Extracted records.
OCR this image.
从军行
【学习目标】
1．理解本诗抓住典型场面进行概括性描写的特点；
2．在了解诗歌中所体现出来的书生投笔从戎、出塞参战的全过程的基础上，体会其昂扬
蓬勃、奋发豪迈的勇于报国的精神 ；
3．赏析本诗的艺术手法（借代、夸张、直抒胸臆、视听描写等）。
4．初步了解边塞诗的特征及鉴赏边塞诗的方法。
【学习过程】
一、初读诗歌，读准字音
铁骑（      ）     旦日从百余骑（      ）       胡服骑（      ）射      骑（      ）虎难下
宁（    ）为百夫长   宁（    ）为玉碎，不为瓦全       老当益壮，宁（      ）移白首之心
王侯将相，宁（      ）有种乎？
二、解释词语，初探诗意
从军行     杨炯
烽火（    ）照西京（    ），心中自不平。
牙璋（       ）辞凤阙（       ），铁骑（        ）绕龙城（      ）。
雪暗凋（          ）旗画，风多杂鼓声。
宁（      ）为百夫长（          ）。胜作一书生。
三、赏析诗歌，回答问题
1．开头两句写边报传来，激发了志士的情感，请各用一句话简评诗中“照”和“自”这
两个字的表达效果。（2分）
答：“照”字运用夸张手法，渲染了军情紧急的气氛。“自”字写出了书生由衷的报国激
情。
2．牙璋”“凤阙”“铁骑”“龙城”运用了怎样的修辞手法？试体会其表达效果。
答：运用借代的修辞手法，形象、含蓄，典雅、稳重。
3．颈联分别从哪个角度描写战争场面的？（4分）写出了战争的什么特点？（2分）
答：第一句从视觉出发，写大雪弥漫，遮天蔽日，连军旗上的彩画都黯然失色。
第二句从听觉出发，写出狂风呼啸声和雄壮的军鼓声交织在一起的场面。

Work required.
Pull out all lines from the listing that contain the string "为百夫长".

Final answer.
宁（    ）为百夫长   宁（    ）为玉碎，不为瓦全       老当益壮，宁（      ）移白首之心
宁（      ）为百夫长（          ）。胜作一书生。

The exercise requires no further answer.